* **Task requirements**: Please transcribe the data that follows without the pictures, keeping every word the same.

Figure content listings:
— Start —

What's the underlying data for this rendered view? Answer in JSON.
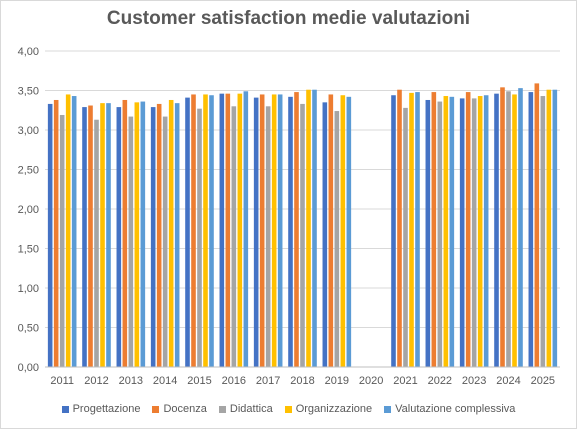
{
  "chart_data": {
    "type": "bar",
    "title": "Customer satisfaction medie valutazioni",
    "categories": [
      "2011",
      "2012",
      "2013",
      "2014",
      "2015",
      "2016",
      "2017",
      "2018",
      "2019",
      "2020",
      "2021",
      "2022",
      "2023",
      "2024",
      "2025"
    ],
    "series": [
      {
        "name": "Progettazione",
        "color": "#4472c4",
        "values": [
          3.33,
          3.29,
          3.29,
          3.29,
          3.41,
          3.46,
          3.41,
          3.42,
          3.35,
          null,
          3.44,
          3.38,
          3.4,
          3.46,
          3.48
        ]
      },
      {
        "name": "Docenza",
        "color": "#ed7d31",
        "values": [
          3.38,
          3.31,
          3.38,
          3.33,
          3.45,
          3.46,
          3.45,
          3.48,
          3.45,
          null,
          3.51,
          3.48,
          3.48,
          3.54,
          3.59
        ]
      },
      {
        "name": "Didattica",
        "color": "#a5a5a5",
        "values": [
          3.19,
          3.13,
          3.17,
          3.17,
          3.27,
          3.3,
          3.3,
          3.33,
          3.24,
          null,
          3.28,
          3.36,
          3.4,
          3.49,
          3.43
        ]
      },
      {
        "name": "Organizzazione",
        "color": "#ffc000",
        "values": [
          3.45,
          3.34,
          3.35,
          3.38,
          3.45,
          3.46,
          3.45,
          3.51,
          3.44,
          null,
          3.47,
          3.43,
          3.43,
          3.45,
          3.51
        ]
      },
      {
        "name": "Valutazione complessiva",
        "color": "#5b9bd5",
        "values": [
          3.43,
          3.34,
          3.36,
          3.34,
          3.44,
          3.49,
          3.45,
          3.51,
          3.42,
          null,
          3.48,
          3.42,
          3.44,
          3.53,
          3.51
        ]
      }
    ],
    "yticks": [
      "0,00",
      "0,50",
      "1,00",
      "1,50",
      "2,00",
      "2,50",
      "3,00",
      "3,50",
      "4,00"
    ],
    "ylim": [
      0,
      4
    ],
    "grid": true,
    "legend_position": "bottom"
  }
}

— End —

* **Worked answer**:
What's the underlying data for this rendered view? Answer in JSON.
{
  "chart_data": {
    "type": "bar",
    "title": "Customer satisfaction medie valutazioni",
    "categories": [
      "2011",
      "2012",
      "2013",
      "2014",
      "2015",
      "2016",
      "2017",
      "2018",
      "2019",
      "2020",
      "2021",
      "2022",
      "2023",
      "2024",
      "2025"
    ],
    "series": [
      {
        "name": "Progettazione",
        "color": "#4472c4",
        "values": [
          3.33,
          3.29,
          3.29,
          3.29,
          3.41,
          3.46,
          3.41,
          3.42,
          3.35,
          null,
          3.44,
          3.38,
          3.4,
          3.46,
          3.48
        ]
      },
      {
        "name": "Docenza",
        "color": "#ed7d31",
        "values": [
          3.38,
          3.31,
          3.38,
          3.33,
          3.45,
          3.46,
          3.45,
          3.48,
          3.45,
          null,
          3.51,
          3.48,
          3.48,
          3.54,
          3.59
        ]
      },
      {
        "name": "Didattica",
        "color": "#a5a5a5",
        "values": [
          3.19,
          3.13,
          3.17,
          3.17,
          3.27,
          3.3,
          3.3,
          3.33,
          3.24,
          null,
          3.28,
          3.36,
          3.4,
          3.49,
          3.43
        ]
      },
      {
        "name": "Organizzazione",
        "color": "#ffc000",
        "values": [
          3.45,
          3.34,
          3.35,
          3.38,
          3.45,
          3.46,
          3.45,
          3.51,
          3.44,
          null,
          3.47,
          3.43,
          3.43,
          3.45,
          3.51
        ]
      },
      {
        "name": "Valutazione complessiva",
        "color": "#5b9bd5",
        "values": [
          3.43,
          3.34,
          3.36,
          3.34,
          3.44,
          3.49,
          3.45,
          3.51,
          3.42,
          null,
          3.48,
          3.42,
          3.44,
          3.53,
          3.51
        ]
      }
    ],
    "yticks": [
      "0,00",
      "0,50",
      "1,00",
      "1,50",
      "2,00",
      "2,50",
      "3,00",
      "3,50",
      "4,00"
    ],
    "ylim": [
      0,
      4
    ],
    "grid": true,
    "legend_position": "bottom"
  }
}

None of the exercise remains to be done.